Work to do = Carry the pull request thread about preventing C2 lock elimination in OSR compilation forward from its final sentence.

Already on GitHub? Sign in to your account

8322743: C2: prevent lock region elimination in OSR compilation #17331

Closed
wants to merge 8 commits into from

Conversation

vnkozlov
Copy link
Contributor

@vnkozlov vnkozlov commented Jan 9, 2024

Corner case with a local (not escaped) object used for synchronization. C2 Escape Analysis thinks that it can eliminate locks for it. In most cases it is true but not in this case.

        for (int i = 0; i < 2; ++i) {
            Object o = new Object();
            synchronized (o) { // monitorenter
                // Trigger OSR compilation
                for (int j = 0; j < 100_000; ++j) {

The test has nested loop which trigger OSR compilation. The locked object comes from Interpreter into compiled OSR code. During parsing C2 creates an other non escaped object and correctly merge both together (with Phi node) so that non escaped object is not scalar replaceable. Because it does not globally escapes EA still removes locks for it and, as result, also for merged locked object from Interpreter which is the bug.

The fix is to mark BoxLock node associated with OSR entry as Unbalanced to prevent EA from removing locks/unlocks from it. It is based on JDK-8324969 changes.

Added regression test prepared by @TobiHartmann. Tested tier1-5, xcomp and stress.
Performance testing show no difference.


Progress

  • Change must be properly reviewed (1 review required, with at least 1 Reviewer)
  • Change must not contain extraneous whitespace
  • Commit message must refer to an issue

Issue

  • JDK-8322743: C2: prevent lock region elimination in OSR compilation (Bug - P3)

Reviewers

Reviewing

Using git

Checkout this PR locally:
$ git fetch https://git.openjdk.org/jdk.git pull/17331/head:pull/17331
$ git checkout pull/17331

Update a local copy of the PR:
$ git checkout pull/17331
$ git pull https://git.openjdk.org/jdk.git pull/17331/head

Using Skara CLI tools

Checkout this PR locally:
$ git pr checkout 17331

View PR using the GUI difftool:
$ git pr show -t 17331

Using diff file

Download this PR as a diff file:
https://git.openjdk.org/jdk/pull/17331.diff

Webrev

Link to Webrev Comment

@bridgekeeper
Copy link

bridgekeeper bot commented Jan 9, 2024

👋 Welcome back kvn! A progress list of the required criteria for merging this PR into master will be added to the body of your pull request. There are additional pull request commands available for use with this pull request.

@openjdk
Copy link

openjdk bot commented Jan 9, 2024

@vnkozlov The following label will be automatically applied to this pull request:

  • hotspot-compiler

When this pull request is ready to be reviewed, an "RFR" email will be sent to the corresponding mailing list. If you would like to change these labels, use the /label pull request command.

Region boundary data:
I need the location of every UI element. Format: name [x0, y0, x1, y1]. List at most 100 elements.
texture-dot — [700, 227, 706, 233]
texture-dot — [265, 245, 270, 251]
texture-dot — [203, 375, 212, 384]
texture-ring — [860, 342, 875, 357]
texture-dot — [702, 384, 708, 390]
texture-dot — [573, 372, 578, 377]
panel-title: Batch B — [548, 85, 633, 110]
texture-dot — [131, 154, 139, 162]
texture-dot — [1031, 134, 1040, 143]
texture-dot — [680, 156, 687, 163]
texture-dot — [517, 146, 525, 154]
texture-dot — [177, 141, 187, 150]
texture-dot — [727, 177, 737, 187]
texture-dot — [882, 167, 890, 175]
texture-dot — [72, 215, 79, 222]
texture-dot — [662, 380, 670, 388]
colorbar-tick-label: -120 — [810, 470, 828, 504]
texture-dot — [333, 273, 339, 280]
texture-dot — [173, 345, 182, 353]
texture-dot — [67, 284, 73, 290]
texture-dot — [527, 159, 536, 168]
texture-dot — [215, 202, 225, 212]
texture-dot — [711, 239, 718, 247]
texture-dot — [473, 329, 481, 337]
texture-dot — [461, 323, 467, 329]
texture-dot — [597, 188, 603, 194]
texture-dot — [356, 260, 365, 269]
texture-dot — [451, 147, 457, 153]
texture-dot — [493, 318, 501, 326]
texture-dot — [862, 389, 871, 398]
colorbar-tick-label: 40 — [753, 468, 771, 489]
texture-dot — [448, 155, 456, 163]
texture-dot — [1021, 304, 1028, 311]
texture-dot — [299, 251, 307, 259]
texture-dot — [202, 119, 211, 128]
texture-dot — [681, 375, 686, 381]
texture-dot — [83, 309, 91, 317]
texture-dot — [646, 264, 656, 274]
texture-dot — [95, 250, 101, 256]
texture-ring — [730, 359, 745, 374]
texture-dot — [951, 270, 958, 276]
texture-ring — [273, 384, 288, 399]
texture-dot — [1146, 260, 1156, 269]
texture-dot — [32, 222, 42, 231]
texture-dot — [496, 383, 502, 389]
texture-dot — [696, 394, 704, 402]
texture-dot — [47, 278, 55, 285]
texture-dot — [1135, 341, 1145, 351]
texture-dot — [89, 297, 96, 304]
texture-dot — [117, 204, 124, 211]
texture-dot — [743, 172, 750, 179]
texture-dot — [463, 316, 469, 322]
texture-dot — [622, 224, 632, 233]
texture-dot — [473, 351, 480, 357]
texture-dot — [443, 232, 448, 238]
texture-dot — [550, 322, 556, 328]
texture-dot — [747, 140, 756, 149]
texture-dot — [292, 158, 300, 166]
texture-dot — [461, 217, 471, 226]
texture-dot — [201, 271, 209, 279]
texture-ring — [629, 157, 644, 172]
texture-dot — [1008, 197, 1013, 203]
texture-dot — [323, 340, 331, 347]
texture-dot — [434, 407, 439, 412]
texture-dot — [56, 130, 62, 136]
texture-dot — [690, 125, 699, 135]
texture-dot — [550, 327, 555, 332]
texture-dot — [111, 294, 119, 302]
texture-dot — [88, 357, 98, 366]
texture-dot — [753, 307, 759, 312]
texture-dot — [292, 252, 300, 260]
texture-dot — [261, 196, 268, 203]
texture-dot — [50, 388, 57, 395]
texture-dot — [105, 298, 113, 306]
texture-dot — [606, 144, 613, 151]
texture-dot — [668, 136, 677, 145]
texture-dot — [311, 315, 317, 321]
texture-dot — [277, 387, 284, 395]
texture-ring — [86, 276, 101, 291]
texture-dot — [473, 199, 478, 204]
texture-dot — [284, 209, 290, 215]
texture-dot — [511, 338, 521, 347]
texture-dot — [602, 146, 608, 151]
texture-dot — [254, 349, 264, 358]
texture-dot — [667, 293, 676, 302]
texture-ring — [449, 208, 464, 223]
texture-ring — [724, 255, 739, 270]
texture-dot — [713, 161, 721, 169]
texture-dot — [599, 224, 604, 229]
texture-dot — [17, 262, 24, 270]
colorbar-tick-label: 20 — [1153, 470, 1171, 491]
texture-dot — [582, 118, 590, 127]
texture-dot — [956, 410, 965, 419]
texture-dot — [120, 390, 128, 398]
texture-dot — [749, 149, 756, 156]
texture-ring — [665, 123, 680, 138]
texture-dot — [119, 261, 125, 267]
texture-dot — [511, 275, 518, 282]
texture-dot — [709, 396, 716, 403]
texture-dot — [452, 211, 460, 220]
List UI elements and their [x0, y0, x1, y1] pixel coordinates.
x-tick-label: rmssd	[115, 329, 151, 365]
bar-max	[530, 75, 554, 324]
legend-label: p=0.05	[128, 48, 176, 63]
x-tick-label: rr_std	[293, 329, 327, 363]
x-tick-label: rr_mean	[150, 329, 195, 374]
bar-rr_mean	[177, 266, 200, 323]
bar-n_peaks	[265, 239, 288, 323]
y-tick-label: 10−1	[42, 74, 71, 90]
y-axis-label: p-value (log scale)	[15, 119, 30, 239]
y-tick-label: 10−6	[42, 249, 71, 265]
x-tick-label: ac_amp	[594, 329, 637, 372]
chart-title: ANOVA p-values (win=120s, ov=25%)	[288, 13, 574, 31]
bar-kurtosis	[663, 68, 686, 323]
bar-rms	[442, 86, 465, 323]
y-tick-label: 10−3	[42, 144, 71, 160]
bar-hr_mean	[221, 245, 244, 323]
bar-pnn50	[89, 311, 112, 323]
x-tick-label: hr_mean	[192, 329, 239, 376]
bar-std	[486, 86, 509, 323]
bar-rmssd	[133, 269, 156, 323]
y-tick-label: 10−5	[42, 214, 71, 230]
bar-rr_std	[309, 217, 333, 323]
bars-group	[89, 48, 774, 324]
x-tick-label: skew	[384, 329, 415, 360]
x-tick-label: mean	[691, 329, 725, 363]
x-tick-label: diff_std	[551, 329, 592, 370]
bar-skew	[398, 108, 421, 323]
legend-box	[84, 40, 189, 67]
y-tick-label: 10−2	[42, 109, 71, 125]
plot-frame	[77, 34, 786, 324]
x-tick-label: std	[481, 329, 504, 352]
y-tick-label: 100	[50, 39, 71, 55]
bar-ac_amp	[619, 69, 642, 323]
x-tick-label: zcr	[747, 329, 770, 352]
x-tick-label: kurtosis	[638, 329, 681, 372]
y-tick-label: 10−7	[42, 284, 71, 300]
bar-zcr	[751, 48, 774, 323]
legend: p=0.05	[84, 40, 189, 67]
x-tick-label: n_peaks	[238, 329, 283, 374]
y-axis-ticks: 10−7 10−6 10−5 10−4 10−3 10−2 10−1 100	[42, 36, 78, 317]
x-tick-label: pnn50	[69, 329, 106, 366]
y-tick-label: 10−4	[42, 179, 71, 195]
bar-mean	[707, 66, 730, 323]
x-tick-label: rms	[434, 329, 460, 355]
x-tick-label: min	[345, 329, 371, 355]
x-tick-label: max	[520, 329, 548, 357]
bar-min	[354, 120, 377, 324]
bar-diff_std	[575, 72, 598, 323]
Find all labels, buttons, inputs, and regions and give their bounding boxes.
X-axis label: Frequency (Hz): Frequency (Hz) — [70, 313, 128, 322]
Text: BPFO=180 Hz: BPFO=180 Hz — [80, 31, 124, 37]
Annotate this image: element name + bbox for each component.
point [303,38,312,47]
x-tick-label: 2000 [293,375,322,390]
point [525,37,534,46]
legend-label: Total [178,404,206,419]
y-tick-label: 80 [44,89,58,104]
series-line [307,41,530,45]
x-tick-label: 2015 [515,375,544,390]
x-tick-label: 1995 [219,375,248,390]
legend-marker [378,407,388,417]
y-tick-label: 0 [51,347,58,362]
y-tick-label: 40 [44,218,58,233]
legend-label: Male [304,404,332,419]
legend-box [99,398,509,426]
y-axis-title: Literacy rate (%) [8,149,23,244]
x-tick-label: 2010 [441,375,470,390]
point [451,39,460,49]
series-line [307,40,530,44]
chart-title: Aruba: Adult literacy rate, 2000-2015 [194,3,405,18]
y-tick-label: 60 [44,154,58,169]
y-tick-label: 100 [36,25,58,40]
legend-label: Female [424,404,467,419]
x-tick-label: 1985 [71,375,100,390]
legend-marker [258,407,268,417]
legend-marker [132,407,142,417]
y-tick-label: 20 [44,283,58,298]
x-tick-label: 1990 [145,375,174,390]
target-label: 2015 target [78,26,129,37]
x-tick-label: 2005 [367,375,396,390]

Output of the exercise =
@openjdk openjdk bot added the hotspot-compiler hotspot-compiler-dev@openjdk.org label Jan 9, 2024
@openjdk openjdk bot added the rfr Pull request is ready for review label Jan 9, 2024
@mlbridge
Copy link

mlbridge bot commented Jan 9, 2024

Webrevs

@dean-long
Copy link
Member

I'm wondering if there is a simpler solution. What if in Parse::load_interpreter_state we maark the lock objects from the interpreter as global escape?

@vnkozlov
Copy link
Contributor Author

I'm wondering if there is a simpler solution. What if in Parse::load_interpreter_state we maark the lock objects from the interpreter as global escape?

Thank you, Dean, for looking on changes.

You are correct, we can mark created BoxLock node in Parse::load_interpreter_state as having escaped object.

But in general case it could be only dead path where such object is referenced. Also it could be other cases where EA think that object escapes on one of paths.

I wanted to check graph only after some transformations which happens before EA and use EA analysis to find escaped objects.

@dean-long
Copy link
Member

I was thinking that the OSR situation is similar to this:

        for (int i = 0; i < 2; ++i) {
            Object o = osr ? static_volatile_field /* black hole, can't eliminate */ : new Object() /* can eliminate */;
            synchronized (o) { // monitorenter
                // Trigger OSR compilation
                for (int j = 0; j < 100_000; ++j) {

but maybe we can do better. If C2 can eliminate allocations/locks for non-escaping objects, and that works in one direction C2 --> interpreter (deopt), then the reverse direction, interpreter --> C2 (OSR) might also be made to work. In other words, I think we could eliminate the lock, even in the OSR case. We know from EA that the object coming from the interpreter does not escape, so if load_interpreter_state did the reverse of deopt, we would end up with a scalar-replaced object. Deopt does scalar-replaced object --> materialized, so OSR would need to do materialized --> scalar-replaced object. The fields of the scalar-replaced object would be populated from the fields of the interpreter object, but ignoring fields with a default (0) value. Assuming I'm right, and this could work, that doesn't mean it's worth doing. I'm just throwing this idea out mostly for completeness.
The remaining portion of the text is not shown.